== Problem statement ==
Print the range of lines that opens with the line containing "Read out every word on this page." and closes with the last line of the listing. Include both ends; print nothing more.

[BEGIN]

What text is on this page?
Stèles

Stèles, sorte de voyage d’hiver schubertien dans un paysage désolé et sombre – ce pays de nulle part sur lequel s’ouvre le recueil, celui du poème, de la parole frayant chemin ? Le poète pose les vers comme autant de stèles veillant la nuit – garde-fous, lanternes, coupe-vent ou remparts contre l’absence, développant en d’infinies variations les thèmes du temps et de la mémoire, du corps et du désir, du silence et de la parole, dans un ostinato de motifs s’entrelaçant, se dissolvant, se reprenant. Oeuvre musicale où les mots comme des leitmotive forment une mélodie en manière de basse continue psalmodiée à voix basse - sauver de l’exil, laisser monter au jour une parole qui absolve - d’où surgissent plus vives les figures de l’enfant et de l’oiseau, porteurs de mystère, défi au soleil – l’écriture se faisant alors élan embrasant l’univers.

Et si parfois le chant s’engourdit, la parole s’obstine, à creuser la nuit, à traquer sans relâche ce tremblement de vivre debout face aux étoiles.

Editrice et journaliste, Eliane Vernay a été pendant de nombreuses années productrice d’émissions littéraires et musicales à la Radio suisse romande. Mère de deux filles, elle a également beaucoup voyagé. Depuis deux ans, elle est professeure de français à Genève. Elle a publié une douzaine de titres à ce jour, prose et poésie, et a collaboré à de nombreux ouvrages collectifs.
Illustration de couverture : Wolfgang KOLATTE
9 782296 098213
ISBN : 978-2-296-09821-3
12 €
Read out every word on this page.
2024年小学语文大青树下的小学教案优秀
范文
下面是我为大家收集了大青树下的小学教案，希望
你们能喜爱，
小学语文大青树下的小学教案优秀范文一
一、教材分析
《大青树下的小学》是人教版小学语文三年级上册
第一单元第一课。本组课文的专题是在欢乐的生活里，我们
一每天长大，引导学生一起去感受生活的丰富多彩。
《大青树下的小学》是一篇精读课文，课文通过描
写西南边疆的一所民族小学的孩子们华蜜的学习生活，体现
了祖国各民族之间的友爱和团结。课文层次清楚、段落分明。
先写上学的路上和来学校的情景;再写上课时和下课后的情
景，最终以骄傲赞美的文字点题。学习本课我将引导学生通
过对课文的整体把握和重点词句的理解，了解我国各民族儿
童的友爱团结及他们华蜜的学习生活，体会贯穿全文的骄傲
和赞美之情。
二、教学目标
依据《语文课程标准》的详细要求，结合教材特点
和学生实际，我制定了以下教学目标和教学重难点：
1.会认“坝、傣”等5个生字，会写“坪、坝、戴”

[END]

== Result of the task ==
Read out every word on this page.
2024年小学语文大青树下的小学教案优秀
范文
下面是我为大家收集了大青树下的小学教案，希望
你们能喜爱，
小学语文大青树下的小学教案优秀范文一
一、教材分析
《大青树下的小学》是人教版小学语文三年级上册
第一单元第一课。本组课文的专题是在欢乐的生活里，我们
一每天长大，引导学生一起去感受生活的丰富多彩。
《大青树下的小学》是一篇精读课文，课文通过描
写西南边疆的一所民族小学的孩子们华蜜的学习生活，体现
了祖国各民族之间的友爱和团结。课文层次清楚、段落分明。
先写上学的路上和来学校的情景;再写上课时和下课后的情
景，最终以骄傲赞美的文字点题。学习本课我将引导学生通
过对课文的整体把握和重点词句的理解，了解我国各民族儿
童的友爱团结及他们华蜜的学习生活，体会贯穿全文的骄傲
和赞美之情。
二、教学目标
依据《语文课程标准》的详细要求，结合教材特点
和学生实际，我制定了以下教学目标和教学重难点：
1.会认“坝、傣”等5个生字，会写“坪、坝、戴”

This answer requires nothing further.